(Data items)
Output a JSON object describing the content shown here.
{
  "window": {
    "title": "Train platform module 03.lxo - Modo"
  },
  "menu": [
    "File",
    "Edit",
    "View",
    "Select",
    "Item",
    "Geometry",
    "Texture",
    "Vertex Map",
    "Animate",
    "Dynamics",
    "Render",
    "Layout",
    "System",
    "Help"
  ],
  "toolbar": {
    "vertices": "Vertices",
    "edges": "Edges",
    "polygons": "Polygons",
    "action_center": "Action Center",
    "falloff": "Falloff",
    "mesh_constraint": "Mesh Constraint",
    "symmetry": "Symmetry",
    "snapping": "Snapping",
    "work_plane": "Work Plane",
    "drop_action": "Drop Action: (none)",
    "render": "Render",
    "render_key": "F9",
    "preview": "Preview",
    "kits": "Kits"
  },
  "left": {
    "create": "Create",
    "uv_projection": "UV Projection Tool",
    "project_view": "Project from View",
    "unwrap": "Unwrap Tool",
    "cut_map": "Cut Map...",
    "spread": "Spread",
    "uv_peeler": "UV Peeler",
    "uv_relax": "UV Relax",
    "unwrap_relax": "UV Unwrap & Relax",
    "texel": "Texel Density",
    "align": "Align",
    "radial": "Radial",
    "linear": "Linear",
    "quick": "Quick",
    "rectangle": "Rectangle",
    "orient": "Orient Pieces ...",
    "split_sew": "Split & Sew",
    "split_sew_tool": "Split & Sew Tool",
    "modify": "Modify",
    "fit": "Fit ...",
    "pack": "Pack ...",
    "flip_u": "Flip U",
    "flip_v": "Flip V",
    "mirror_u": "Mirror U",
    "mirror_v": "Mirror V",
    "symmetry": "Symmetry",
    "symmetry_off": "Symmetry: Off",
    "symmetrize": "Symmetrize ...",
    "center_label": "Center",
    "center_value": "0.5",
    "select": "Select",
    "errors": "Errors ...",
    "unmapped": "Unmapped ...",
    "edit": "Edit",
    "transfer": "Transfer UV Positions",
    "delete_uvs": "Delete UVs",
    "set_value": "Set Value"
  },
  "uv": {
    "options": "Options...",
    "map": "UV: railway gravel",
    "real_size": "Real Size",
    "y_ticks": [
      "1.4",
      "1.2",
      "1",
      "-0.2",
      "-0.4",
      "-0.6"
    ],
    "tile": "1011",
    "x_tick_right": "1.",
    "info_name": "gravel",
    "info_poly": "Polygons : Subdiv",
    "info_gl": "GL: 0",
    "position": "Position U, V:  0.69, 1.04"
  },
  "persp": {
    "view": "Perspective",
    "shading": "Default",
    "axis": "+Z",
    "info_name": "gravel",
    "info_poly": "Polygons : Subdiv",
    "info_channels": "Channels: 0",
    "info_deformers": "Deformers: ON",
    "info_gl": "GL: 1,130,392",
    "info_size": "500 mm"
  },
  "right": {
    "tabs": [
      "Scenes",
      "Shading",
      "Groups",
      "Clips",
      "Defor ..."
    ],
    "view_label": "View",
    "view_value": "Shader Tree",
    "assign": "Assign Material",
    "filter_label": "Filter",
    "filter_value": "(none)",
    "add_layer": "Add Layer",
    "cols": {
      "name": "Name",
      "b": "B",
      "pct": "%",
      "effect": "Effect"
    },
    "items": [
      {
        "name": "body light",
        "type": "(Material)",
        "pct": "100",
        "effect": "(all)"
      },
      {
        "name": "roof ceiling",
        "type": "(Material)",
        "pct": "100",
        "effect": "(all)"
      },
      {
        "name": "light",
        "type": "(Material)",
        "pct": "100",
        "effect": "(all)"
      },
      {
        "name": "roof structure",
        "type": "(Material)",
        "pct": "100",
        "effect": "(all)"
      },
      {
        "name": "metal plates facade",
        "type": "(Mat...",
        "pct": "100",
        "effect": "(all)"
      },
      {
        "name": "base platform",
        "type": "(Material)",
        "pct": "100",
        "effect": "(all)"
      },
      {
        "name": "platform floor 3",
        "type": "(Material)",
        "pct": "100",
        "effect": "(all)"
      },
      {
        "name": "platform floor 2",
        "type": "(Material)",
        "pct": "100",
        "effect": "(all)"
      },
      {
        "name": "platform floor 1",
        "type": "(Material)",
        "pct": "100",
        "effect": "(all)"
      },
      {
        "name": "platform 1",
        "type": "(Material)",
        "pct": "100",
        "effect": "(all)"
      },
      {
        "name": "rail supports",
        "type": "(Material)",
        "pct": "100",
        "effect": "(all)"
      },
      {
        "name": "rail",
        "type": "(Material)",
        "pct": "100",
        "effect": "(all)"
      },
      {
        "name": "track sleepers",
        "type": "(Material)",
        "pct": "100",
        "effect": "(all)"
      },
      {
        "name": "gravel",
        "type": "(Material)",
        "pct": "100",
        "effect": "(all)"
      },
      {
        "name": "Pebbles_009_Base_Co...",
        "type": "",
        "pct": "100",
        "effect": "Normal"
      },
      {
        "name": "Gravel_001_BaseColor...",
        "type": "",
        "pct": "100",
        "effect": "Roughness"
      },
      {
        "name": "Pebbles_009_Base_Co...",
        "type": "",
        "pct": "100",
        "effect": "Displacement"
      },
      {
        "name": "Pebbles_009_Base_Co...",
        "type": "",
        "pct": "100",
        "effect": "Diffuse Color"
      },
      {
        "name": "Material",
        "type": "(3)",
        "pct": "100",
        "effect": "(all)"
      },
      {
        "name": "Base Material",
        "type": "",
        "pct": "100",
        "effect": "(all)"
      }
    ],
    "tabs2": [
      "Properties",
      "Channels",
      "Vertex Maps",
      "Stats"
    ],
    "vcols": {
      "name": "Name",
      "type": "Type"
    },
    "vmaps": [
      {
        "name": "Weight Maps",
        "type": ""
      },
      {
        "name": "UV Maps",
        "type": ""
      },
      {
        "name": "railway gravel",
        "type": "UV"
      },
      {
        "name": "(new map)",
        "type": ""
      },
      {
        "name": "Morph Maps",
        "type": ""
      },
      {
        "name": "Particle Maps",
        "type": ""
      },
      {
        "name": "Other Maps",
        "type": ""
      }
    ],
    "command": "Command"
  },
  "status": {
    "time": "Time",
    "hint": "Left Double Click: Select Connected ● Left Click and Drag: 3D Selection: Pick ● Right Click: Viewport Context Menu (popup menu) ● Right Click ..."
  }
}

_REQUIREMENTS_
Write the number of lines containing the word "railway" and nothing besides it.

_FINISHED EXERCISE_
2